→ Directive
Turn every line in the rows below into a numbered list, leaving out any blank lines.

* BEGIN Provided records *

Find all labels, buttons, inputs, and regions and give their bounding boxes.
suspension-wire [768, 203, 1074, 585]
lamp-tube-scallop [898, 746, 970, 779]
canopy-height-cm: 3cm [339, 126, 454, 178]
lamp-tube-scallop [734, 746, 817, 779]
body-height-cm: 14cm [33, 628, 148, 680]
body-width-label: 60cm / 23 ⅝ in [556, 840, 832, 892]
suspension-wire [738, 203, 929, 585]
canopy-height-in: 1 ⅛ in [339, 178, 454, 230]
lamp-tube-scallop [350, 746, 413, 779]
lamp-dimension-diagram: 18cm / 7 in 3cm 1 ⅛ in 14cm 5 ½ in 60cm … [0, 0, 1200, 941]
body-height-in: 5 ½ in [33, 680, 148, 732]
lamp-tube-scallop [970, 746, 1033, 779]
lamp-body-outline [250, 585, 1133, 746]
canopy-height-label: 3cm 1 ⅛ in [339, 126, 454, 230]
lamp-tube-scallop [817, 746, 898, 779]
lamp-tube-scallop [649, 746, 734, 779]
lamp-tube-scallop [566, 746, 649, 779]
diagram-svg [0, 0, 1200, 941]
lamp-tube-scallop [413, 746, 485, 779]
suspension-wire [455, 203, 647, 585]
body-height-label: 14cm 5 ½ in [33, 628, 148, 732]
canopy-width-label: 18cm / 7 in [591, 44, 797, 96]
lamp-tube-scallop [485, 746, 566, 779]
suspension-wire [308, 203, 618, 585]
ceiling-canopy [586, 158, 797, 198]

* END Provided records *

→ Answer
1. Find all labels, buttons, inputs, and regions and give their bounding boxes.
2. suspension-wire [768, 203, 1074, 585]
3. lamp-tube-scallop [898, 746, 970, 779]
4. canopy-height-cm: 3cm [339, 126, 454, 178]
5. lamp-tube-scallop [734, 746, 817, 779]
6. body-height-cm: 14cm [33, 628, 148, 680]
7. body-width-label: 60cm / 23 ⅝ in [556, 840, 832, 892]
8. suspension-wire [738, 203, 929, 585]
9. canopy-height-in: 1 ⅛ in [339, 178, 454, 230]
10. lamp-tube-scallop [350, 746, 413, 779]
11. lamp-dimension-diagram: 18cm / 7 in 3cm 1 ⅛ in 14cm 5 ½ in 60cm … [0, 0, 1200, 941]
12. body-height-in: 5 ½ in [33, 680, 148, 732]
13. lamp-tube-scallop [970, 746, 1033, 779]
14. lamp-body-outline [250, 585, 1133, 746]
15. canopy-height-label: 3cm 1 ⅛ in [339, 126, 454, 230]
16. lamp-tube-scallop [817, 746, 898, 779]
17. lamp-tube-scallop [649, 746, 734, 779]
18. lamp-tube-scallop [566, 746, 649, 779]
19. diagram-svg [0, 0, 1200, 941]
20. lamp-tube-scallop [413, 746, 485, 779]
21. suspension-wire [455, 203, 647, 585]
22. body-height-label: 14cm 5 ½ in [33, 628, 148, 732]
23. canopy-width-label: 18cm / 7 in [591, 44, 797, 96]
24. lamp-tube-scallop [485, 746, 566, 779]
25. suspension-wire [308, 203, 618, 585]
26. ceiling-canopy [586, 158, 797, 198]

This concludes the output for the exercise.